* _WHAT TO PRODUCE_:
Retype each record below word for word. Leave the pictures out.

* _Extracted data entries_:
"""
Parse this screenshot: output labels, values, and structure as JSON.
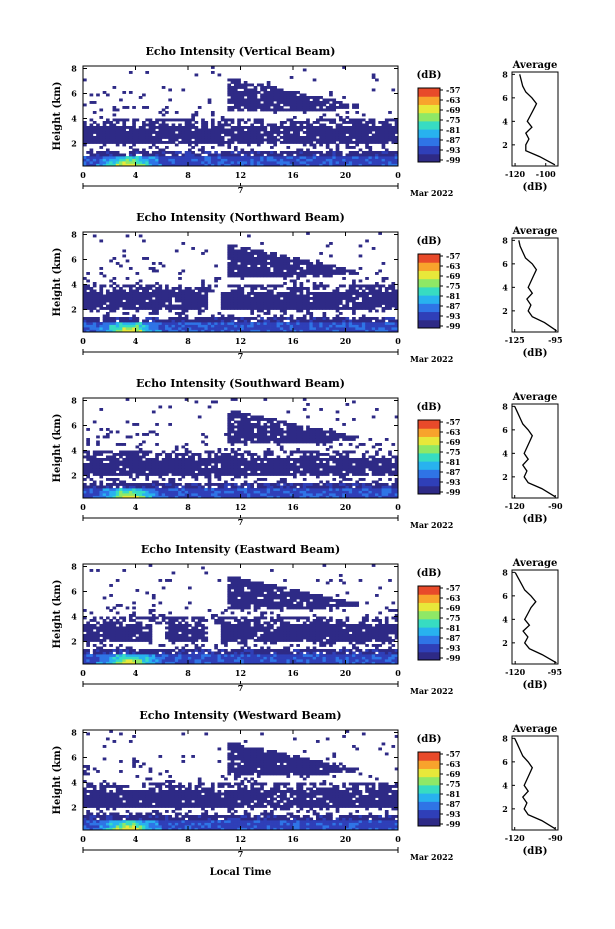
{
  "figure": {
    "xlabel_bottom": "Local Time",
    "date_label": "Mar 2022",
    "date_day": "7"
  },
  "colorbar": {
    "unit": "(dB)",
    "tick_labels": [
      "-57",
      "-63",
      "-69",
      "-75",
      "-81",
      "-87",
      "-93",
      "-99"
    ],
    "colors": [
      "#2e2a86",
      "#2f3fb8",
      "#2f74e6",
      "#28b2ef",
      "#37dcc2",
      "#8fe866",
      "#e8e83a",
      "#f8a32c",
      "#e84a2a"
    ]
  },
  "chart_data": [
    {
      "type": "heatmap",
      "title": "Echo Intensity (Vertical Beam)",
      "xlabel": "",
      "ylabel": "Height (km)",
      "x_ticks": [
        "0",
        "4",
        "8",
        "12",
        "16",
        "20",
        "0"
      ],
      "y_ticks": [
        "2",
        "4",
        "6",
        "8"
      ],
      "xlim": [
        0,
        24
      ],
      "ylim": [
        0.2,
        8.2
      ],
      "value_range_dB": [
        -99,
        -57
      ],
      "profile": {
        "title": "Average",
        "xlabel": "(dB)",
        "x_ticks": [
          "-120",
          "-100"
        ],
        "xlim": [
          -122,
          -92
        ],
        "y_ticks": [
          "2",
          "4",
          "6",
          "8"
        ],
        "ylim": [
          0.2,
          8.2
        ],
        "height_km": [
          0.3,
          1.0,
          1.5,
          2.0,
          2.5,
          3.0,
          3.5,
          4.0,
          4.5,
          5.0,
          5.5,
          6.0,
          6.5,
          7.0,
          7.5,
          8.0
        ],
        "power_dB": [
          -94,
          -104,
          -113,
          -113,
          -111,
          -113,
          -109,
          -112,
          -110,
          -108,
          -106,
          -109,
          -113,
          -115,
          -116,
          -117
        ]
      }
    },
    {
      "type": "heatmap",
      "title": "Echo Intensity (Northward Beam)",
      "xlabel": "",
      "ylabel": "Height (km)",
      "x_ticks": [
        "0",
        "4",
        "8",
        "12",
        "16",
        "20",
        "0"
      ],
      "y_ticks": [
        "2",
        "4",
        "6",
        "8"
      ],
      "xlim": [
        0,
        24
      ],
      "ylim": [
        0.2,
        8.2
      ],
      "value_range_dB": [
        -99,
        -57
      ],
      "profile": {
        "title": "Average",
        "xlabel": "(dB)",
        "x_ticks": [
          "-125",
          "-95"
        ],
        "xlim": [
          -127,
          -93
        ],
        "y_ticks": [
          "2",
          "4",
          "6",
          "8"
        ],
        "ylim": [
          0.2,
          8.2
        ],
        "height_km": [
          0.3,
          1.0,
          1.5,
          2.0,
          2.5,
          3.0,
          3.5,
          4.0,
          4.5,
          5.0,
          5.5,
          6.0,
          6.5,
          7.0,
          7.5,
          8.0
        ],
        "power_dB": [
          -94,
          -103,
          -112,
          -115,
          -113,
          -116,
          -112,
          -115,
          -113,
          -111,
          -109,
          -112,
          -117,
          -119,
          -121,
          -122
        ]
      }
    },
    {
      "type": "heatmap",
      "title": "Echo Intensity (Southward Beam)",
      "xlabel": "",
      "ylabel": "Height (km)",
      "x_ticks": [
        "0",
        "4",
        "8",
        "12",
        "16",
        "20",
        "0"
      ],
      "y_ticks": [
        "2",
        "4",
        "6",
        "8"
      ],
      "xlim": [
        0,
        24
      ],
      "ylim": [
        0.2,
        8.2
      ],
      "value_range_dB": [
        -99,
        -57
      ],
      "profile": {
        "title": "Average",
        "xlabel": "(dB)",
        "x_ticks": [
          "-120",
          "-90"
        ],
        "xlim": [
          -122,
          -88
        ],
        "y_ticks": [
          "2",
          "4",
          "6",
          "8"
        ],
        "ylim": [
          0.2,
          8.2
        ],
        "height_km": [
          0.3,
          1.0,
          1.5,
          2.0,
          2.5,
          3.0,
          3.5,
          4.0,
          4.5,
          5.0,
          5.5,
          6.0,
          6.5,
          7.0,
          7.5,
          8.0
        ],
        "power_dB": [
          -90,
          -100,
          -110,
          -113,
          -111,
          -114,
          -110,
          -113,
          -111,
          -109,
          -107,
          -110,
          -114,
          -116,
          -118,
          -120
        ]
      }
    },
    {
      "type": "heatmap",
      "title": "Echo Intensity (Eastward Beam)",
      "xlabel": "",
      "ylabel": "Height (km)",
      "x_ticks": [
        "0",
        "4",
        "8",
        "12",
        "16",
        "20",
        "0"
      ],
      "y_ticks": [
        "2",
        "4",
        "6",
        "8"
      ],
      "xlim": [
        0,
        24
      ],
      "ylim": [
        0.2,
        8.2
      ],
      "value_range_dB": [
        -99,
        -57
      ],
      "profile": {
        "title": "Average",
        "xlabel": "(dB)",
        "x_ticks": [
          "-120",
          "-95"
        ],
        "xlim": [
          -122,
          -93
        ],
        "y_ticks": [
          "2",
          "4",
          "6",
          "8"
        ],
        "ylim": [
          0.2,
          8.2
        ],
        "height_km": [
          0.3,
          1.0,
          1.5,
          2.0,
          2.5,
          3.0,
          3.5,
          4.0,
          4.5,
          5.0,
          5.5,
          6.0,
          6.5,
          7.0,
          7.5,
          8.0
        ],
        "power_dB": [
          -94,
          -103,
          -111,
          -114,
          -112,
          -115,
          -111,
          -114,
          -112,
          -110,
          -107,
          -110,
          -114,
          -116,
          -118,
          -120
        ]
      }
    },
    {
      "type": "heatmap",
      "title": "Echo Intensity (Westward Beam)",
      "xlabel": "",
      "ylabel": "Height (km)",
      "x_ticks": [
        "0",
        "4",
        "8",
        "12",
        "16",
        "20",
        "0"
      ],
      "y_ticks": [
        "2",
        "4",
        "6",
        "8"
      ],
      "xlim": [
        0,
        24
      ],
      "ylim": [
        0.2,
        8.2
      ],
      "value_range_dB": [
        -99,
        -57
      ],
      "profile": {
        "title": "Average",
        "xlabel": "(dB)",
        "x_ticks": [
          "-120",
          "-90"
        ],
        "xlim": [
          -122,
          -88
        ],
        "y_ticks": [
          "2",
          "4",
          "6",
          "8"
        ],
        "ylim": [
          0.2,
          8.2
        ],
        "height_km": [
          0.3,
          1.0,
          1.5,
          2.0,
          2.5,
          3.0,
          3.5,
          4.0,
          4.5,
          5.0,
          5.5,
          6.0,
          6.5,
          7.0,
          7.5,
          8.0
        ],
        "power_dB": [
          -90,
          -100,
          -110,
          -113,
          -111,
          -114,
          -110,
          -113,
          -111,
          -109,
          -107,
          -110,
          -114,
          -116,
          -118,
          -120
        ]
      }
    }
  ]
}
"""
* _RESULT FOR THIS EXERCISE_:
Parse this screenshot: output labels, values, and structure as JSON.
{
  "figure": {
    "xlabel_bottom": "Local Time",
    "date_label": "Mar 2022",
    "date_day": "7"
  },
  "colorbar": {
    "unit": "(dB)",
    "tick_labels": [
      "-57",
      "-63",
      "-69",
      "-75",
      "-81",
      "-87",
      "-93",
      "-99"
    ],
    "colors": [
      "#2e2a86",
      "#2f3fb8",
      "#2f74e6",
      "#28b2ef",
      "#37dcc2",
      "#8fe866",
      "#e8e83a",
      "#f8a32c",
      "#e84a2a"
    ]
  },
  "chart_data": [
    {
      "type": "heatmap",
      "title": "Echo Intensity (Vertical Beam)",
      "xlabel": "",
      "ylabel": "Height (km)",
      "x_ticks": [
        "0",
        "4",
        "8",
        "12",
        "16",
        "20",
        "0"
      ],
      "y_ticks": [
        "2",
        "4",
        "6",
        "8"
      ],
      "xlim": [
        0,
        24
      ],
      "ylim": [
        0.2,
        8.2
      ],
      "value_range_dB": [
        -99,
        -57
      ],
      "profile": {
        "title": "Average",
        "xlabel": "(dB)",
        "x_ticks": [
          "-120",
          "-100"
        ],
        "xlim": [
          -122,
          -92
        ],
        "y_ticks": [
          "2",
          "4",
          "6",
          "8"
        ],
        "ylim": [
          0.2,
          8.2
        ],
        "height_km": [
          0.3,
          1.0,
          1.5,
          2.0,
          2.5,
          3.0,
          3.5,
          4.0,
          4.5,
          5.0,
          5.5,
          6.0,
          6.5,
          7.0,
          7.5,
          8.0
        ],
        "power_dB": [
          -94,
          -104,
          -113,
          -113,
          -111,
          -113,
          -109,
          -112,
          -110,
          -108,
          -106,
          -109,
          -113,
          -115,
          -116,
          -117
        ]
      }
    },
    {
      "type": "heatmap",
      "title": "Echo Intensity (Northward Beam)",
      "xlabel": "",
      "ylabel": "Height (km)",
      "x_ticks": [
        "0",
        "4",
        "8",
        "12",
        "16",
        "20",
        "0"
      ],
      "y_ticks": [
        "2",
        "4",
        "6",
        "8"
      ],
      "xlim": [
        0,
        24
      ],
      "ylim": [
        0.2,
        8.2
      ],
      "value_range_dB": [
        -99,
        -57
      ],
      "profile": {
        "title": "Average",
        "xlabel": "(dB)",
        "x_ticks": [
          "-125",
          "-95"
        ],
        "xlim": [
          -127,
          -93
        ],
        "y_ticks": [
          "2",
          "4",
          "6",
          "8"
        ],
        "ylim": [
          0.2,
          8.2
        ],
        "height_km": [
          0.3,
          1.0,
          1.5,
          2.0,
          2.5,
          3.0,
          3.5,
          4.0,
          4.5,
          5.0,
          5.5,
          6.0,
          6.5,
          7.0,
          7.5,
          8.0
        ],
        "power_dB": [
          -94,
          -103,
          -112,
          -115,
          -113,
          -116,
          -112,
          -115,
          -113,
          -111,
          -109,
          -112,
          -117,
          -119,
          -121,
          -122
        ]
      }
    },
    {
      "type": "heatmap",
      "title": "Echo Intensity (Southward Beam)",
      "xlabel": "",
      "ylabel": "Height (km)",
      "x_ticks": [
        "0",
        "4",
        "8",
        "12",
        "16",
        "20",
        "0"
      ],
      "y_ticks": [
        "2",
        "4",
        "6",
        "8"
      ],
      "xlim": [
        0,
        24
      ],
      "ylim": [
        0.2,
        8.2
      ],
      "value_range_dB": [
        -99,
        -57
      ],
      "profile": {
        "title": "Average",
        "xlabel": "(dB)",
        "x_ticks": [
          "-120",
          "-90"
        ],
        "xlim": [
          -122,
          -88
        ],
        "y_ticks": [
          "2",
          "4",
          "6",
          "8"
        ],
        "ylim": [
          0.2,
          8.2
        ],
        "height_km": [
          0.3,
          1.0,
          1.5,
          2.0,
          2.5,
          3.0,
          3.5,
          4.0,
          4.5,
          5.0,
          5.5,
          6.0,
          6.5,
          7.0,
          7.5,
          8.0
        ],
        "power_dB": [
          -90,
          -100,
          -110,
          -113,
          -111,
          -114,
          -110,
          -113,
          -111,
          -109,
          -107,
          -110,
          -114,
          -116,
          -118,
          -120
        ]
      }
    },
    {
      "type": "heatmap",
      "title": "Echo Intensity (Eastward Beam)",
      "xlabel": "",
      "ylabel": "Height (km)",
      "x_ticks": [
        "0",
        "4",
        "8",
        "12",
        "16",
        "20",
        "0"
      ],
      "y_ticks": [
        "2",
        "4",
        "6",
        "8"
      ],
      "xlim": [
        0,
        24
      ],
      "ylim": [
        0.2,
        8.2
      ],
      "value_range_dB": [
        -99,
        -57
      ],
      "profile": {
        "title": "Average",
        "xlabel": "(dB)",
        "x_ticks": [
          "-120",
          "-95"
        ],
        "xlim": [
          -122,
          -93
        ],
        "y_ticks": [
          "2",
          "4",
          "6",
          "8"
        ],
        "ylim": [
          0.2,
          8.2
        ],
        "height_km": [
          0.3,
          1.0,
          1.5,
          2.0,
          2.5,
          3.0,
          3.5,
          4.0,
          4.5,
          5.0,
          5.5,
          6.0,
          6.5,
          7.0,
          7.5,
          8.0
        ],
        "power_dB": [
          -94,
          -103,
          -111,
          -114,
          -112,
          -115,
          -111,
          -114,
          -112,
          -110,
          -107,
          -110,
          -114,
          -116,
          -118,
          -120
        ]
      }
    },
    {
      "type": "heatmap",
      "title": "Echo Intensity (Westward Beam)",
      "xlabel": "",
      "ylabel": "Height (km)",
      "x_ticks": [
        "0",
        "4",
        "8",
        "12",
        "16",
        "20",
        "0"
      ],
      "y_ticks": [
        "2",
        "4",
        "6",
        "8"
      ],
      "xlim": [
        0,
        24
      ],
      "ylim": [
        0.2,
        8.2
      ],
      "value_range_dB": [
        -99,
        -57
      ],
      "profile": {
        "title": "Average",
        "xlabel": "(dB)",
        "x_ticks": [
          "-120",
          "-90"
        ],
        "xlim": [
          -122,
          -88
        ],
        "y_ticks": [
          "2",
          "4",
          "6",
          "8"
        ],
        "ylim": [
          0.2,
          8.2
        ],
        "height_km": [
          0.3,
          1.0,
          1.5,
          2.0,
          2.5,
          3.0,
          3.5,
          4.0,
          4.5,
          5.0,
          5.5,
          6.0,
          6.5,
          7.0,
          7.5,
          8.0
        ],
        "power_dB": [
          -90,
          -100,
          -110,
          -113,
          -111,
          -114,
          -110,
          -113,
          -111,
          -109,
          -107,
          -110,
          -114,
          -116,
          -118,
          -120
        ]
      }
    }
  ]
}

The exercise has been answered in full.